Output exactly, please, the lines of the records below from the one containing "Output a JSON" through the final line.

** Start **

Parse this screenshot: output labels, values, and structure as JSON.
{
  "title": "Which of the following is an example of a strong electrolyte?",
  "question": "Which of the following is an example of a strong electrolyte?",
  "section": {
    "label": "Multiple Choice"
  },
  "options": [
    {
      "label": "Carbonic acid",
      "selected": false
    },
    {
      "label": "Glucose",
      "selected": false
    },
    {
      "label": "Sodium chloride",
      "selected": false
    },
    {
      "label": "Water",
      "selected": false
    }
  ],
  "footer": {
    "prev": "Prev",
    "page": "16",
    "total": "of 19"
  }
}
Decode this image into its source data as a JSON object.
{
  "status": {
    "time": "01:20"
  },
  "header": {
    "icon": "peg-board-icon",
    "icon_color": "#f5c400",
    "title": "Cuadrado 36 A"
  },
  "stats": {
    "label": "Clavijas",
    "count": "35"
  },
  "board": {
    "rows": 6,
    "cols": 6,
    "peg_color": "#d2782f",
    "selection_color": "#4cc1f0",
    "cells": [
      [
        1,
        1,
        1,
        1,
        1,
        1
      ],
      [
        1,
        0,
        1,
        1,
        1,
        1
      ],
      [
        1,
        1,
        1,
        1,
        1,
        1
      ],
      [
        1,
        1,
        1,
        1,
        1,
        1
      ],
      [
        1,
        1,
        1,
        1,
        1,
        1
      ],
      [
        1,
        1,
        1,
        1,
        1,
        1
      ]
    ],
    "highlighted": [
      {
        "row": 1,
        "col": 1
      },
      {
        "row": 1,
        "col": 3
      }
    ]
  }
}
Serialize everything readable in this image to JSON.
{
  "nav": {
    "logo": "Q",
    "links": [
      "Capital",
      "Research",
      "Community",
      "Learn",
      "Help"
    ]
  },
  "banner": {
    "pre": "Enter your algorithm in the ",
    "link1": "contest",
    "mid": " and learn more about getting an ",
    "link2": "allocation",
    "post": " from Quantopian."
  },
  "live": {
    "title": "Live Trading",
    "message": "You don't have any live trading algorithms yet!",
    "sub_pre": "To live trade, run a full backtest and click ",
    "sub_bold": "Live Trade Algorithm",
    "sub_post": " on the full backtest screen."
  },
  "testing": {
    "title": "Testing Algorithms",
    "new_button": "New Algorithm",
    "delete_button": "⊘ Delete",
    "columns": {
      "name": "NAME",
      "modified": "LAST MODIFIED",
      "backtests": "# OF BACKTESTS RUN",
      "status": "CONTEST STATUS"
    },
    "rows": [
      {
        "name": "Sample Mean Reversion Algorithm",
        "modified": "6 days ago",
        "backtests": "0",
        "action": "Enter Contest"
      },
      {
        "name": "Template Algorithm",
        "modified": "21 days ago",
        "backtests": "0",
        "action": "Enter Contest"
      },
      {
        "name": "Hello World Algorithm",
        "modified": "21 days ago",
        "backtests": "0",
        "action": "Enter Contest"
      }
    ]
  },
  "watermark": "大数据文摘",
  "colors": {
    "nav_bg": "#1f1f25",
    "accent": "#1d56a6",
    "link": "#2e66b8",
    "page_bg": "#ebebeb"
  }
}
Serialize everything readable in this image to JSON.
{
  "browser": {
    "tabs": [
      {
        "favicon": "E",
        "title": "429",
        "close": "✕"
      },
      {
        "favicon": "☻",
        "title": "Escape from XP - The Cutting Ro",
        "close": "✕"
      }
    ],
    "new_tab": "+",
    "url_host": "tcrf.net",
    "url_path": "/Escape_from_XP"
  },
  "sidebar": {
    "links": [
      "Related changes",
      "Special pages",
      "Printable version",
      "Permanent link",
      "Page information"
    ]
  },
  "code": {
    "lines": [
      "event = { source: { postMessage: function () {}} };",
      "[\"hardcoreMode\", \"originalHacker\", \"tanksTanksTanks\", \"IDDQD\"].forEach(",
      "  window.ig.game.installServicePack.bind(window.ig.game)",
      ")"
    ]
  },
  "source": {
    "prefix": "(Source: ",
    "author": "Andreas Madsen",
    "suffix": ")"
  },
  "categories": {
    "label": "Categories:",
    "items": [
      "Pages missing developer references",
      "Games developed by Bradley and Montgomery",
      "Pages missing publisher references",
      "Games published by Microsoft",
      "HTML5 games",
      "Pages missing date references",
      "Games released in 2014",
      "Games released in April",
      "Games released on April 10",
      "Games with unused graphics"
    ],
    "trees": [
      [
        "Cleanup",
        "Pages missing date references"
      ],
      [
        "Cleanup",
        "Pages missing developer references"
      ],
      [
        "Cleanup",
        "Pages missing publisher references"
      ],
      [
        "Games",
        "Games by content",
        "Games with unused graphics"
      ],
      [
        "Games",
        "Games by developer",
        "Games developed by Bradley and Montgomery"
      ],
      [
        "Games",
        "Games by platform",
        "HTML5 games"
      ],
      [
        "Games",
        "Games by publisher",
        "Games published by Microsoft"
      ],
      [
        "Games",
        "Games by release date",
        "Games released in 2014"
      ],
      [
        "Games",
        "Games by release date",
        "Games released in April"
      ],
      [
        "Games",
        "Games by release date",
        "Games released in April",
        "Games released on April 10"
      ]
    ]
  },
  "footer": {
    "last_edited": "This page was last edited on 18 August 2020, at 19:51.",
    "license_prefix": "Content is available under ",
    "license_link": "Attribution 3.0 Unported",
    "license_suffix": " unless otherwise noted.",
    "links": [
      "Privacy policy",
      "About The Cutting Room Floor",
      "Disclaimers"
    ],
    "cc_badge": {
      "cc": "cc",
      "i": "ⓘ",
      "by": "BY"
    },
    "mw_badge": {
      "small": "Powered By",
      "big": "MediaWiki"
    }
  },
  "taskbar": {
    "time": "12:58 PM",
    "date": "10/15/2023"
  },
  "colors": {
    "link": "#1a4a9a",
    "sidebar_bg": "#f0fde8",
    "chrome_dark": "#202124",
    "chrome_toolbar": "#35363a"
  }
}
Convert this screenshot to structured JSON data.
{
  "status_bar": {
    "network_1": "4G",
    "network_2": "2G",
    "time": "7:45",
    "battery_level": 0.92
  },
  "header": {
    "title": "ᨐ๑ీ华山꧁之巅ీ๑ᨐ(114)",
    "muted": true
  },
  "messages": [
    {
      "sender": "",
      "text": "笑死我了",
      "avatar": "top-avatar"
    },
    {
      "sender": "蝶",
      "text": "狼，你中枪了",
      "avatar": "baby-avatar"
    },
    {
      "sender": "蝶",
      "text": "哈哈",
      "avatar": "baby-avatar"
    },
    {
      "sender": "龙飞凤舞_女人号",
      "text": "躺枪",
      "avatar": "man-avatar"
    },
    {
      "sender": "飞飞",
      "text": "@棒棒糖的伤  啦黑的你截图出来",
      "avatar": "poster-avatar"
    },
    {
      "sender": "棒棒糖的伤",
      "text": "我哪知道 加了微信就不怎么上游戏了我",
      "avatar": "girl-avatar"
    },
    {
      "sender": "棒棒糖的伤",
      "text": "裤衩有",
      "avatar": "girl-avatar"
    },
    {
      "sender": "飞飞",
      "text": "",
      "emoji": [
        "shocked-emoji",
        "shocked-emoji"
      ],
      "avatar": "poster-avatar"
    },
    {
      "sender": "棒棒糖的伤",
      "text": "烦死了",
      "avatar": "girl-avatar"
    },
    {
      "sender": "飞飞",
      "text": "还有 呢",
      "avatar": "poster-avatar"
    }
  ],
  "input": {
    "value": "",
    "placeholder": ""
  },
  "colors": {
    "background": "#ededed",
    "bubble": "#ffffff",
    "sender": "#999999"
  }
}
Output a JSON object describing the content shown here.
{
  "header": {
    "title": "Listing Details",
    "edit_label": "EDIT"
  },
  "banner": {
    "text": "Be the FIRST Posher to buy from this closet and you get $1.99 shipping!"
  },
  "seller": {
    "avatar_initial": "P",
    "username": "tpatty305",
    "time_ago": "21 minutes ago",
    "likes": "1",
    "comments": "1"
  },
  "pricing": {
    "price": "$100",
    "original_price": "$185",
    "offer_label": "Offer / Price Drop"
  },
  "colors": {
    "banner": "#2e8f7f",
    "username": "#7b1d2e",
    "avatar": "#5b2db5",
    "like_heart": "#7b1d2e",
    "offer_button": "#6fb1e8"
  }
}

** End **

▶ _Problem solution_
Output a JSON object describing the content shown here.
{
  "header": {
    "title": "Listing Details",
    "edit_label": "EDIT"
  },
  "banner": {
    "text": "Be the FIRST Posher to buy from this closet and you get $1.99 shipping!"
  },
  "seller": {
    "avatar_initial": "P",
    "username": "tpatty305",
    "time_ago": "21 minutes ago",
    "likes": "1",
    "comments": "1"
  },
  "pricing": {
    "price": "$100",
    "original_price": "$185",
    "offer_label": "Offer / Price Drop"
  },
  "colors": {
    "banner": "#2e8f7f",
    "username": "#7b1d2e",
    "avatar": "#5b2db5",
    "like_heart": "#7b1d2e",
    "offer_button": "#6fb1e8"
  }
}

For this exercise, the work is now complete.